======== Material for the task ========
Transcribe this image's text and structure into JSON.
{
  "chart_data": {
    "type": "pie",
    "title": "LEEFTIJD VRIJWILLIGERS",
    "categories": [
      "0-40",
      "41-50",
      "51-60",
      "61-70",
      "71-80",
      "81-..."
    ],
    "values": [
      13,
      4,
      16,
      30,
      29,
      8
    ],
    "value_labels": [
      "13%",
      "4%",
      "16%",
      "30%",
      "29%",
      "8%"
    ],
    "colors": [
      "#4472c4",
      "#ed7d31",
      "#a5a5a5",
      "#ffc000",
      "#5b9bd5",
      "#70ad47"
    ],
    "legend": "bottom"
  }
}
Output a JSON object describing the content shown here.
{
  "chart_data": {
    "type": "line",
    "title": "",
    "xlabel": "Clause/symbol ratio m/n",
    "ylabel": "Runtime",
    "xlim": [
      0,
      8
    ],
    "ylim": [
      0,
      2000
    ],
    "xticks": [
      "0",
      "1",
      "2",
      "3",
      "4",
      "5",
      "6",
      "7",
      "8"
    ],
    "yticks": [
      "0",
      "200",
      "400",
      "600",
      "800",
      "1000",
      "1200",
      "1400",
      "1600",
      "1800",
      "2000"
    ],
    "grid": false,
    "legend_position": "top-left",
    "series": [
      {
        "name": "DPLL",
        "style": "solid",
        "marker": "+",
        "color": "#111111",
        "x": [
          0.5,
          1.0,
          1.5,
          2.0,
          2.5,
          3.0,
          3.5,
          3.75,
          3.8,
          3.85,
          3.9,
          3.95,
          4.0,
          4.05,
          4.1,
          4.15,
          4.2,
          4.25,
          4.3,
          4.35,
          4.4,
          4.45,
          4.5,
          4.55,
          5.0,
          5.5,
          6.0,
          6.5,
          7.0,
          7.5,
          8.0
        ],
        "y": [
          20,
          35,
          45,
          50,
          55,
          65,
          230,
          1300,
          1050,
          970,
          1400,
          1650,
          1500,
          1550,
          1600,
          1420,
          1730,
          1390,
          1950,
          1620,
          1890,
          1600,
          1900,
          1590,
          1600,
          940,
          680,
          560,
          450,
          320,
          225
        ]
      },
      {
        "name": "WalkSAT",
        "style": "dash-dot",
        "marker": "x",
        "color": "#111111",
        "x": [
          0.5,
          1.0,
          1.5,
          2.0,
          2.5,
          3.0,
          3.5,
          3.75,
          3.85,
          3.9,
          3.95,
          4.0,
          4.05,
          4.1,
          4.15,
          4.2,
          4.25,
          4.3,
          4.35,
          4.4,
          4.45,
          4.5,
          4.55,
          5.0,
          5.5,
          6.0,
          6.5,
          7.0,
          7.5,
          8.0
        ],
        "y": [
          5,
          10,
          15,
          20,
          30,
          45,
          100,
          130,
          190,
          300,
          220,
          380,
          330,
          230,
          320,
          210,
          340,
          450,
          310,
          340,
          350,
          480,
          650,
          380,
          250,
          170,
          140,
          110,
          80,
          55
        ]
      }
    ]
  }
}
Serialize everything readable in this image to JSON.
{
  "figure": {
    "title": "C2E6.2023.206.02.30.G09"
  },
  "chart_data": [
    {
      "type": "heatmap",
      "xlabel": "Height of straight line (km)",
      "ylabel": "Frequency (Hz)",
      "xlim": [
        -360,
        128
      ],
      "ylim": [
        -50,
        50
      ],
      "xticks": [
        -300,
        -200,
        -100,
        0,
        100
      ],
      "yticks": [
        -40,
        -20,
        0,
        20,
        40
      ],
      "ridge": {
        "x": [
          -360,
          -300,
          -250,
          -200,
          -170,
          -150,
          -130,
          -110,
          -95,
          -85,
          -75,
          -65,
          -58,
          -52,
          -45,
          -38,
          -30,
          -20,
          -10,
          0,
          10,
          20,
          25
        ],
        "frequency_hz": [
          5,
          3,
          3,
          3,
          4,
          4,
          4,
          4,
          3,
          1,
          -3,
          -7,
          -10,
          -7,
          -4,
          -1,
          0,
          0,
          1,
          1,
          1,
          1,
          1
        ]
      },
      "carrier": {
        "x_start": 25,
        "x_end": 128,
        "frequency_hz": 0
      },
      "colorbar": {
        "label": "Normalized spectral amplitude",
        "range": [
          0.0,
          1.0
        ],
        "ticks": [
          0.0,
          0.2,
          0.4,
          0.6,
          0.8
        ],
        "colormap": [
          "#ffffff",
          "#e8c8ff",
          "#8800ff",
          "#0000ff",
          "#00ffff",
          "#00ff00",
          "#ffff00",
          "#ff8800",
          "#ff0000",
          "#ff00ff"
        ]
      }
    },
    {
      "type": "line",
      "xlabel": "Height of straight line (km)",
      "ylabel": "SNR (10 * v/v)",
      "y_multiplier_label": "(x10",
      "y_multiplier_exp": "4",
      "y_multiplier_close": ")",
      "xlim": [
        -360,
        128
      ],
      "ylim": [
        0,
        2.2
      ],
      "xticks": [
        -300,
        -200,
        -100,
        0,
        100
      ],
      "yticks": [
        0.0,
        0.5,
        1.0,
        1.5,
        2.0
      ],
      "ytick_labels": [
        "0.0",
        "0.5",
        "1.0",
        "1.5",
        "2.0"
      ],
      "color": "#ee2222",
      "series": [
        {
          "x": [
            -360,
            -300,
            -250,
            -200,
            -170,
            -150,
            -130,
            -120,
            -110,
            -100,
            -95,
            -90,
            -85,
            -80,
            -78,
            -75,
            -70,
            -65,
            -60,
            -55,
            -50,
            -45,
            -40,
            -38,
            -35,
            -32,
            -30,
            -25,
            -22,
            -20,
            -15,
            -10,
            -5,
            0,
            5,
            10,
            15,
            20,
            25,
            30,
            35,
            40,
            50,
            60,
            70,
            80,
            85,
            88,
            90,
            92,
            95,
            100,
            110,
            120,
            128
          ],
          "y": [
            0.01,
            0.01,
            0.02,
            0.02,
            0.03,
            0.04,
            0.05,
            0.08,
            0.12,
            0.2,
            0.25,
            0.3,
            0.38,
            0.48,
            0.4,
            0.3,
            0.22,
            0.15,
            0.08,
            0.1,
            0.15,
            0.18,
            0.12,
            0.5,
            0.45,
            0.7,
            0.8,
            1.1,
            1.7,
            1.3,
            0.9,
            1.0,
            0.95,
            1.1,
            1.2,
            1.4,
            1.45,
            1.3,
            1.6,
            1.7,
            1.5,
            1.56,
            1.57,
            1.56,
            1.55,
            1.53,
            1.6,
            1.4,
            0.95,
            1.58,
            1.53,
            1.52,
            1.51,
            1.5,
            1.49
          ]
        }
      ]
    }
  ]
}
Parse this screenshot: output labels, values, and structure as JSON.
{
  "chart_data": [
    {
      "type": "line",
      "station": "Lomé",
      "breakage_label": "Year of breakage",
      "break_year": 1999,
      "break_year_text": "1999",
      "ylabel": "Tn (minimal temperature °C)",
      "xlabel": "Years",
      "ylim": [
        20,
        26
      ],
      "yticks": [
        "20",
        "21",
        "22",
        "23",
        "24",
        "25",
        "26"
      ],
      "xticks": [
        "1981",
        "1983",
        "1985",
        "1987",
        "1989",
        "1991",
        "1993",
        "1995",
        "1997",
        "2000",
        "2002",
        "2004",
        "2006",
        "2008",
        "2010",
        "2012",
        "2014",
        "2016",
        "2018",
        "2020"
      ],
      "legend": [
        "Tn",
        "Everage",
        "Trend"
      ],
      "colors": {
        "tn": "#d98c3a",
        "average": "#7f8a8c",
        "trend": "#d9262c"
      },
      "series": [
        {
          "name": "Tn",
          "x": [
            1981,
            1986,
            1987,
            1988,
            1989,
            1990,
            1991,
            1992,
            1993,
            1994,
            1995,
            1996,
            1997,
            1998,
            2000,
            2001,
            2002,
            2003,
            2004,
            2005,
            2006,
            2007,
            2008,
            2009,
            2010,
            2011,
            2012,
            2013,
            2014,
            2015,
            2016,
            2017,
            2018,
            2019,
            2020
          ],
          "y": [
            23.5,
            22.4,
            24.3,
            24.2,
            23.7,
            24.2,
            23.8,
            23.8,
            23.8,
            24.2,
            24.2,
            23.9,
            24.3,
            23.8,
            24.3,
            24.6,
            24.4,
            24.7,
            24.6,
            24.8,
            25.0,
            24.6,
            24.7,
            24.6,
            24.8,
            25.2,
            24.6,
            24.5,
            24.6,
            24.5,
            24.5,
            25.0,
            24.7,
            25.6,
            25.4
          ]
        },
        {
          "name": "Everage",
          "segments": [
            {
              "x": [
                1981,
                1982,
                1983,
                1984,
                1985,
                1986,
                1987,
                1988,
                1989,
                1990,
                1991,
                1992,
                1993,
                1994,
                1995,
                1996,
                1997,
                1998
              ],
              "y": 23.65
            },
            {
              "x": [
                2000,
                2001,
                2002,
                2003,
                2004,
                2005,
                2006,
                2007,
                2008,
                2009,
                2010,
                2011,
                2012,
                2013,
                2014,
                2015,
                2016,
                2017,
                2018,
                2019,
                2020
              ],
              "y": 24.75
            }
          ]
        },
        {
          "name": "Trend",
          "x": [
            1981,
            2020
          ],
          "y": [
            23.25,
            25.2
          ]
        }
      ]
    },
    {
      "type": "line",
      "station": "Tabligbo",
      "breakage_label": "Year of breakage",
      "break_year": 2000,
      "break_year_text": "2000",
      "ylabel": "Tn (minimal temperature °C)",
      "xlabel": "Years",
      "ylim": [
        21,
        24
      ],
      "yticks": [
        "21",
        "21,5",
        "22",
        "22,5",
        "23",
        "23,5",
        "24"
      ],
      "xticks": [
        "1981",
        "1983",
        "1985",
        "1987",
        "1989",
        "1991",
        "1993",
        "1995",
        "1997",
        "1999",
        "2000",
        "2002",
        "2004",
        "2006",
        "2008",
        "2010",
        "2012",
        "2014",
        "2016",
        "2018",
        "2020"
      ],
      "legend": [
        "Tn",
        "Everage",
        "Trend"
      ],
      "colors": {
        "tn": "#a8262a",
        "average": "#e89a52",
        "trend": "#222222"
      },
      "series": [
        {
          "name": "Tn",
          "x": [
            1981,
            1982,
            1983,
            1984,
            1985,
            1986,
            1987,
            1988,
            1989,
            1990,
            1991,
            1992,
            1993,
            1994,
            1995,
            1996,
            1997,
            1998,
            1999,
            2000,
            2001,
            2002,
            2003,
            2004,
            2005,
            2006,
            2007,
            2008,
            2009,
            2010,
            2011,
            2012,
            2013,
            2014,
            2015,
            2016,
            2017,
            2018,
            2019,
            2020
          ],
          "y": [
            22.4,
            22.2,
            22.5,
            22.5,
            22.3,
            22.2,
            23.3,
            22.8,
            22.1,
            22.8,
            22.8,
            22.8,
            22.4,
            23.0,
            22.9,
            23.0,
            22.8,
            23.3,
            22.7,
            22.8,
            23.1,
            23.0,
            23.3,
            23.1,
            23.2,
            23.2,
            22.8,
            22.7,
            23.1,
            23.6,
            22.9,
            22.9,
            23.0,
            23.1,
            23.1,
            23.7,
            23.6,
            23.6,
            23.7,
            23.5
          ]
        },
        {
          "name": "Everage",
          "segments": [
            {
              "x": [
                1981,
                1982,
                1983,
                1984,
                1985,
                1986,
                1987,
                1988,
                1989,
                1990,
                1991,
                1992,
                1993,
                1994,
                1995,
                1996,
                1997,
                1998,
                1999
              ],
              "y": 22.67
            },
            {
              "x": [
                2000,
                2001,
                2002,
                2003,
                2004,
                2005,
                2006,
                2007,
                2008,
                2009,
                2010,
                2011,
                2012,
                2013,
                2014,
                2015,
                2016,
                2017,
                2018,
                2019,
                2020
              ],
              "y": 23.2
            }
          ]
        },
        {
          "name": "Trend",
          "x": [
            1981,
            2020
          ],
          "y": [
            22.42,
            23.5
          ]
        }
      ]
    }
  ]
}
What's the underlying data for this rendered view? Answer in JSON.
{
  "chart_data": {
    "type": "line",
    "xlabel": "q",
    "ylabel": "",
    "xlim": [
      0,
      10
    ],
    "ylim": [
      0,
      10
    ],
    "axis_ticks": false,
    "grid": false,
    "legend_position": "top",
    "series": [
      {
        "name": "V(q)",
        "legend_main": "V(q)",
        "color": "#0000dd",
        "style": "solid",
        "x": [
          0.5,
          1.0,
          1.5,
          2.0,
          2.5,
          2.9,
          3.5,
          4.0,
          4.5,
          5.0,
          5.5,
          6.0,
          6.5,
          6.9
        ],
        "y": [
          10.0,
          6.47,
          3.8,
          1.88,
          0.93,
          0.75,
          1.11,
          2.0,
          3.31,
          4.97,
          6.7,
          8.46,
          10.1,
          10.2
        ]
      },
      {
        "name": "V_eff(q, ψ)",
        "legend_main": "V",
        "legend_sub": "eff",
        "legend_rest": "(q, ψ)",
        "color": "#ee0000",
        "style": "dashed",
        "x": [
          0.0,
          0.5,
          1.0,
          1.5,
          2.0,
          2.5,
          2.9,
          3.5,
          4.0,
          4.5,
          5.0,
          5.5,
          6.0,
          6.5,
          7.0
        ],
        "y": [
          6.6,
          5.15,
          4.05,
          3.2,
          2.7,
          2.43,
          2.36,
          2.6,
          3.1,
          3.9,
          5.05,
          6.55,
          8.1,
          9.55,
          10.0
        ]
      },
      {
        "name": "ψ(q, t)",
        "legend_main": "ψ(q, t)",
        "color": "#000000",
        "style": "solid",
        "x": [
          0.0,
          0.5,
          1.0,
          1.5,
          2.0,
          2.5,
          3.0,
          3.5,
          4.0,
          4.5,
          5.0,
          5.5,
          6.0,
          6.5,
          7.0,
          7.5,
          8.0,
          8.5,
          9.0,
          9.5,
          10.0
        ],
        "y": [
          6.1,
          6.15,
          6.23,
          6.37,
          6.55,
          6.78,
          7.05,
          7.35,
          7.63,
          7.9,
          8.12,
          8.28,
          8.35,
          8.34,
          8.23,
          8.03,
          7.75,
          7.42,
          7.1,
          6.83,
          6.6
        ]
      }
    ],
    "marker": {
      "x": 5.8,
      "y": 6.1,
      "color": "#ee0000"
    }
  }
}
========
▶ _Short exercise_: From the listing above, report the number of lines containing the string "JSON", without any accompanying remarks.

▶ _Reply_: 5